▸ **Task description**
Repeat the records below exactly as they appear.

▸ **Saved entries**

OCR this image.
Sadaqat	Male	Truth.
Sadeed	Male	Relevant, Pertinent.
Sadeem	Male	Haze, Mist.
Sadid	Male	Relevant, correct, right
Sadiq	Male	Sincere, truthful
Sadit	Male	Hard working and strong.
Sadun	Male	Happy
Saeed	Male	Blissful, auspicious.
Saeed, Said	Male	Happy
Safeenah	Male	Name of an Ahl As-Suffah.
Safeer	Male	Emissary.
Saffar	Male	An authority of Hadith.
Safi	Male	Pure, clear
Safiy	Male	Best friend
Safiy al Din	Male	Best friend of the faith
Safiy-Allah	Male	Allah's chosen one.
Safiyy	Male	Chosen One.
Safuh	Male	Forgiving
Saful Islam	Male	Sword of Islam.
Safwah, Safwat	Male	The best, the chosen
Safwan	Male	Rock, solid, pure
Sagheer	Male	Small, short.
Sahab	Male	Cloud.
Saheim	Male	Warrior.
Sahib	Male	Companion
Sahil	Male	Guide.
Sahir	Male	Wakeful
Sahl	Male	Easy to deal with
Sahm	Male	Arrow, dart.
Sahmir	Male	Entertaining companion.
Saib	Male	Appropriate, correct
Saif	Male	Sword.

▸ **Reply to the exercise**
OCR this image.
Sadaqat	Male	Truth.
Sadeed	Male	Relevant, Pertinent.
Sadeem	Male	Haze, Mist.
Sadid	Male	Relevant, correct, right
Sadiq	Male	Sincere, truthful
Sadit	Male	Hard working and strong.
Sadun	Male	Happy
Saeed	Male	Blissful, auspicious.
Saeed, Said	Male	Happy
Safeenah	Male	Name of an Ahl As-Suffah.
Safeer	Male	Emissary.
Saffar	Male	An authority of Hadith.
Safi	Male	Pure, clear
Safiy	Male	Best friend
Safiy al Din	Male	Best friend of the faith
Safiy-Allah	Male	Allah's chosen one.
Safiyy	Male	Chosen One.
Safuh	Male	Forgiving
Saful Islam	Male	Sword of Islam.
Safwah, Safwat	Male	The best, the chosen
Safwan	Male	Rock, solid, pure
Sagheer	Male	Small, short.
Sahab	Male	Cloud.
Saheim	Male	Warrior.
Sahib	Male	Companion
Sahil	Male	Guide.
Sahir	Male	Wakeful
Sahl	Male	Easy to deal with
Sahm	Male	Arrow, dart.
Sahmir	Male	Entertaining companion.
Saib	Male	Appropriate, correct
Saif	Male	Sword.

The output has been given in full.